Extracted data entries
○ ○ ○ ○ ○
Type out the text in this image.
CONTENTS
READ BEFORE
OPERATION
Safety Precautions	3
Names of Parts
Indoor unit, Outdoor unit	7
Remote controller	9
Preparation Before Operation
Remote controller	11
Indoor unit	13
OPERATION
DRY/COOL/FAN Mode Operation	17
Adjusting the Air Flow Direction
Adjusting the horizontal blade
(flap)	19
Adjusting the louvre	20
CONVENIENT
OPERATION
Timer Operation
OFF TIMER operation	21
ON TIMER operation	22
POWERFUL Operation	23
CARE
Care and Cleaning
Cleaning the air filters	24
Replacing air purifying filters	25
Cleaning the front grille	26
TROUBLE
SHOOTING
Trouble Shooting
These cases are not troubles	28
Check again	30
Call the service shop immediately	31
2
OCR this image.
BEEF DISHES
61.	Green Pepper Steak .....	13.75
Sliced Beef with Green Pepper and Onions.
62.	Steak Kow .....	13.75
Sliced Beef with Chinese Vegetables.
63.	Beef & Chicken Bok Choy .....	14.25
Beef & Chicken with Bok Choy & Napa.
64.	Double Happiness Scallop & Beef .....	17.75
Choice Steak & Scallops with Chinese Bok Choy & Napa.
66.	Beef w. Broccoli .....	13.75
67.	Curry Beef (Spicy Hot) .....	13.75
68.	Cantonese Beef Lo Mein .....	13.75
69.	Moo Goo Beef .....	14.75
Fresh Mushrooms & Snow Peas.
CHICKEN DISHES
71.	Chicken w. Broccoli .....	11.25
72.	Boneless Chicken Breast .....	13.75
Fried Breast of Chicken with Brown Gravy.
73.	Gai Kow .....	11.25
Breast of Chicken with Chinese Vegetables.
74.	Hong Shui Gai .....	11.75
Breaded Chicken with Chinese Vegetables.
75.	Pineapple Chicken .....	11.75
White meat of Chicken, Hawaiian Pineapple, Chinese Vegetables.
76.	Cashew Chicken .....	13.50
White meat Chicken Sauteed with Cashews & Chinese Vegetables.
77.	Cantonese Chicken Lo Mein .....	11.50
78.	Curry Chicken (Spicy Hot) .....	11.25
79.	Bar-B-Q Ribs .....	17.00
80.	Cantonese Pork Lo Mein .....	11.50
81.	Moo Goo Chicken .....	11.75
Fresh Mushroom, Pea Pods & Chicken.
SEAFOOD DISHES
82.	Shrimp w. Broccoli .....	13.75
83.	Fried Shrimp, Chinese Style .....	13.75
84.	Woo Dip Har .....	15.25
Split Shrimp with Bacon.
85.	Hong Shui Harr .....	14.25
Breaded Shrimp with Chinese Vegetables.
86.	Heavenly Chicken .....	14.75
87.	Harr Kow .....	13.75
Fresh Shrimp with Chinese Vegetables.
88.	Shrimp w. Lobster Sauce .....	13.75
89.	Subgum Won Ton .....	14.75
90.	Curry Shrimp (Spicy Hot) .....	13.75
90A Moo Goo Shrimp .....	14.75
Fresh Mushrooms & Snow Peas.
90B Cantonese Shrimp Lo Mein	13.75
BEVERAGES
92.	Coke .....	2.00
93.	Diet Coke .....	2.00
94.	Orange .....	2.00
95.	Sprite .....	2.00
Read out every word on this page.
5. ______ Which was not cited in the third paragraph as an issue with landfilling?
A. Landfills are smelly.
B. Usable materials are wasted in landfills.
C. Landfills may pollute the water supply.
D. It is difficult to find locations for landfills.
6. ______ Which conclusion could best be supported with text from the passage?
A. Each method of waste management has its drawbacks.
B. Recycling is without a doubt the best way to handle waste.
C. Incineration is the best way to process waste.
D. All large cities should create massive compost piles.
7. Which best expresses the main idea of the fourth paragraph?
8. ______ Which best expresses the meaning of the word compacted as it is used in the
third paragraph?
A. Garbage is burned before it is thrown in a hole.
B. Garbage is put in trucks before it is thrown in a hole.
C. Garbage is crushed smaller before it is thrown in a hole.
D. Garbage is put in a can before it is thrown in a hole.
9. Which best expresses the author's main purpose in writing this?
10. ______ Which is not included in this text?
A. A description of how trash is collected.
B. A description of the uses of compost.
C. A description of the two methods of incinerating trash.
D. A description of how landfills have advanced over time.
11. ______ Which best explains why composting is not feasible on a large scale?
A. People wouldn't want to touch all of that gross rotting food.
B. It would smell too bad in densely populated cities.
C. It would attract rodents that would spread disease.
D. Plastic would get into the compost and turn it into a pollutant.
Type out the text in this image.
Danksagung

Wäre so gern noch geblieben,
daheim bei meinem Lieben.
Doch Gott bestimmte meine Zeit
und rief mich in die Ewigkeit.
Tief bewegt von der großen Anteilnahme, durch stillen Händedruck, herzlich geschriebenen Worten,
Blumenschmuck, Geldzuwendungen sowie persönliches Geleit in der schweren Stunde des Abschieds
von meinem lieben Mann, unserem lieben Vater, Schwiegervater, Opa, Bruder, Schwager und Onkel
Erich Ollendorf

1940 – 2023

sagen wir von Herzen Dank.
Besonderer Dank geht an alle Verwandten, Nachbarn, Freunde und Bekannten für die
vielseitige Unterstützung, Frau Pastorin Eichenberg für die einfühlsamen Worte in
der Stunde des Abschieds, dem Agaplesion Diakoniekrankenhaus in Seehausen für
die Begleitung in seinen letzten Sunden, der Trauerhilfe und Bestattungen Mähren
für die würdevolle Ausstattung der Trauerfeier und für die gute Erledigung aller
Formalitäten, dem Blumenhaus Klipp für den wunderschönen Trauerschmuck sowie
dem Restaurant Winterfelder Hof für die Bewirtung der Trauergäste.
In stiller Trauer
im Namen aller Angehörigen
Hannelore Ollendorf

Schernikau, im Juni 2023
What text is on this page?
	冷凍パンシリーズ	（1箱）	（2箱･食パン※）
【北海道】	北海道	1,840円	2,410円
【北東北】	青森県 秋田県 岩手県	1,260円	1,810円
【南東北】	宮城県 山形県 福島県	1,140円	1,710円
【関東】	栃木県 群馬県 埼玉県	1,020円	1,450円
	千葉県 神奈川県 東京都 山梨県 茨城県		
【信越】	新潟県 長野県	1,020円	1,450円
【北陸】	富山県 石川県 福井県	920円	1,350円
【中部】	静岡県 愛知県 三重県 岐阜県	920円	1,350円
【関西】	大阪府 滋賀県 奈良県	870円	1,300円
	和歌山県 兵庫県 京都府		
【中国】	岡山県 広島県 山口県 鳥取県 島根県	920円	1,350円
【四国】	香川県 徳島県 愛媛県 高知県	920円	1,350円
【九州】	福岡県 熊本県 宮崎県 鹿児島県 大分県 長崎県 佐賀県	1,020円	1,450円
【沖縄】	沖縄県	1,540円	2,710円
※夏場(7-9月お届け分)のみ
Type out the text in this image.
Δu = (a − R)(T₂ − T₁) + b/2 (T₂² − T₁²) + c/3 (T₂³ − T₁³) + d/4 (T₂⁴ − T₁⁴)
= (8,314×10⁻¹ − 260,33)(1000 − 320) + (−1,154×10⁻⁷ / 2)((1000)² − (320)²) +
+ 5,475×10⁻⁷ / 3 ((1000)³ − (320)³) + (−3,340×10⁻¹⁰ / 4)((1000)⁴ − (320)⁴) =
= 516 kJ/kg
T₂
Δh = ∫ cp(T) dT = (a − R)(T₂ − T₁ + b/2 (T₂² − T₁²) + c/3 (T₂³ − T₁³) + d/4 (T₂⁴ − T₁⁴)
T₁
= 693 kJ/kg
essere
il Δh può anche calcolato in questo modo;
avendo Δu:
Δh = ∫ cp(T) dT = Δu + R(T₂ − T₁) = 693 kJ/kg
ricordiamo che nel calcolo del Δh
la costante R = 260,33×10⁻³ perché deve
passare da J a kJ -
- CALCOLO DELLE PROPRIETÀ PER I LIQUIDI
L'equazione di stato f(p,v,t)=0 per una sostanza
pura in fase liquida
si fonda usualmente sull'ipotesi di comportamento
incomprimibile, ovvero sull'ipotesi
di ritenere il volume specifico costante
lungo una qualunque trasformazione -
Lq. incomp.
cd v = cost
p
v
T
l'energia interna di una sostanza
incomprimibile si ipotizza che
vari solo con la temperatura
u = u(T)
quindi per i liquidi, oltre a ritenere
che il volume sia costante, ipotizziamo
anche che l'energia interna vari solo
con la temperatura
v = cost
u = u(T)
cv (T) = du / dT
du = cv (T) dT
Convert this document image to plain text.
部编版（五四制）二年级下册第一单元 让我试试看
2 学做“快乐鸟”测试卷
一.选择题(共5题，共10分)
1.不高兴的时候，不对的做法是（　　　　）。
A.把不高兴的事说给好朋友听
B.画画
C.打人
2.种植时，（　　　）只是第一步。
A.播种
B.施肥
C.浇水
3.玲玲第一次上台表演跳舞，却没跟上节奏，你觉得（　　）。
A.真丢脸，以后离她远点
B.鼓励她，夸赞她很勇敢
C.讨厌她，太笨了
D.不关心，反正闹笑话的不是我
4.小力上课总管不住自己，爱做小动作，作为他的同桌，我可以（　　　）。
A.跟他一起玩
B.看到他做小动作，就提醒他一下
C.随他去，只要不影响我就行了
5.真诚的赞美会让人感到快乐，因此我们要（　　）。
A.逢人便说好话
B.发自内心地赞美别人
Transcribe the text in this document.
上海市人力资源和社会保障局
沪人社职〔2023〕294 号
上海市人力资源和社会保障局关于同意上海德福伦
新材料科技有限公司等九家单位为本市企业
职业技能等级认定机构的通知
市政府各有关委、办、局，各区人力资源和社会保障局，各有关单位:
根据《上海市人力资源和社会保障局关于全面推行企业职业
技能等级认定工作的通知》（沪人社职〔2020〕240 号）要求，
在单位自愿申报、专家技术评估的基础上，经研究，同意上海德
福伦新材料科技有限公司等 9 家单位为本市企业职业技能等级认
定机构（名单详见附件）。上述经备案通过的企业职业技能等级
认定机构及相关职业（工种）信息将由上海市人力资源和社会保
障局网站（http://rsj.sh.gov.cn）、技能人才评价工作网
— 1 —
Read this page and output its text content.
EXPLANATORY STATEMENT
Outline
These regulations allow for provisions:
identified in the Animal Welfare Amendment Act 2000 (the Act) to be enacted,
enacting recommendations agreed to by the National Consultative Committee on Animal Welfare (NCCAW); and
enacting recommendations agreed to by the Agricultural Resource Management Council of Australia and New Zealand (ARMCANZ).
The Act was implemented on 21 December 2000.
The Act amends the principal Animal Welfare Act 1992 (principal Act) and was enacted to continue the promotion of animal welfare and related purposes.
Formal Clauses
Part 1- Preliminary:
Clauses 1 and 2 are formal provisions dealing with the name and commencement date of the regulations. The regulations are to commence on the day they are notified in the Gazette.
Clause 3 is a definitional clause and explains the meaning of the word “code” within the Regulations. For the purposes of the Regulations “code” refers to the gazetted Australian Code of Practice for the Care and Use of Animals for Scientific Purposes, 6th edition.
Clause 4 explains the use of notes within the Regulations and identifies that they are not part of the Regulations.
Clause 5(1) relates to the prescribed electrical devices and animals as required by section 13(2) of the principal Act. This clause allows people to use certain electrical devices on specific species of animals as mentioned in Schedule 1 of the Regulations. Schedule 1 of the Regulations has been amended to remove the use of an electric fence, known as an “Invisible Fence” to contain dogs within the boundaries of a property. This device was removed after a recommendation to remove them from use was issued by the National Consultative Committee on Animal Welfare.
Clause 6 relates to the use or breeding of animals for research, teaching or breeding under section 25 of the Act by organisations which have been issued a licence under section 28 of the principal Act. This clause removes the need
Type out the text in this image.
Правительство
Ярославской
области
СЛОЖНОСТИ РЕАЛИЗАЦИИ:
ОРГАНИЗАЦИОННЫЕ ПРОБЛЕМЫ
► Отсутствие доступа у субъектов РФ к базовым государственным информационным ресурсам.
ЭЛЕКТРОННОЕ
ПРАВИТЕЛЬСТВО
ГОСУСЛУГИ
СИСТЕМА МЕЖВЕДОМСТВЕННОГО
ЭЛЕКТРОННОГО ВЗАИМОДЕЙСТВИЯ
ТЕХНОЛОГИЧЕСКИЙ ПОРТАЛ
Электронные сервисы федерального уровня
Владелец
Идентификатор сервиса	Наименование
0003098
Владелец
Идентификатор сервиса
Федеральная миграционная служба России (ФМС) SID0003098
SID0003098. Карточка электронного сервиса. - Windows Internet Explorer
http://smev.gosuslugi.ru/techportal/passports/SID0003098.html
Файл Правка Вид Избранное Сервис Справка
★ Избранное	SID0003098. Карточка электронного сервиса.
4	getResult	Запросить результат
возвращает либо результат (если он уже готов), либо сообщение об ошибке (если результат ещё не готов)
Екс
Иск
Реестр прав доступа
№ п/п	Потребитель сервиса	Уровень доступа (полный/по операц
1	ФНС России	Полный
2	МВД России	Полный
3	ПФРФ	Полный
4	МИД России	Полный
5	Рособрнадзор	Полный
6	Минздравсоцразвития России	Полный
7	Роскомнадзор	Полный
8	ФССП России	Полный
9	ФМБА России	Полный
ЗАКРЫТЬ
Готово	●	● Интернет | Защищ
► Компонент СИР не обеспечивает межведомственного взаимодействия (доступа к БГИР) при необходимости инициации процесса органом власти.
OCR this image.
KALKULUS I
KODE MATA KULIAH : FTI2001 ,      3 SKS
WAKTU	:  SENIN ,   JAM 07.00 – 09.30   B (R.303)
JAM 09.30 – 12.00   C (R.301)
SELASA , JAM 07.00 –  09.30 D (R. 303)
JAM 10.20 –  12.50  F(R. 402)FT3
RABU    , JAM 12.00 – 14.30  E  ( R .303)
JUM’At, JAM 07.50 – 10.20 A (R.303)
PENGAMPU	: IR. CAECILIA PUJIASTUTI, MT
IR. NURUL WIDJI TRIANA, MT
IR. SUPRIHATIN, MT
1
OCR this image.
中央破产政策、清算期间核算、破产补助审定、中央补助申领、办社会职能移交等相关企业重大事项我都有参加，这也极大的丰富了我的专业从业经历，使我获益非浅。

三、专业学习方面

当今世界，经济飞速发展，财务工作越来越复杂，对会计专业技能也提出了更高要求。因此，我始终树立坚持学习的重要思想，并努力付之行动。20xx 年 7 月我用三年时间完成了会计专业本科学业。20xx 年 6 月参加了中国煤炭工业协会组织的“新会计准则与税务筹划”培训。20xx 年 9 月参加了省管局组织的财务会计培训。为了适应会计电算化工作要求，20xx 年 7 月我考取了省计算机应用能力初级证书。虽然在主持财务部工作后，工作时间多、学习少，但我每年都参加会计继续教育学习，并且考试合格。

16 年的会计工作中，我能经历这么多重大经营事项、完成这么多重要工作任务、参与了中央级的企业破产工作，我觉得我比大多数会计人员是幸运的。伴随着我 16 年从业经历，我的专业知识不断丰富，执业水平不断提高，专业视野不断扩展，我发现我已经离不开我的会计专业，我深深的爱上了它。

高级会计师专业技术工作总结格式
○ ○ ○ ○ ○
- Work to complete:
Each line that holds the word "meaning" should be extracted from the records.

- Task answer:
8. ______ Which best expresses the meaning of the word compacted as it is used in the
Clause 3 is a definitional clause and explains the meaning of the word “code” within the Regulations. For the purposes of the Regulations “code” refers to the gazetted Australian Code of Practice for the Care and Use of Animals for Scientific Purposes, 6th edition.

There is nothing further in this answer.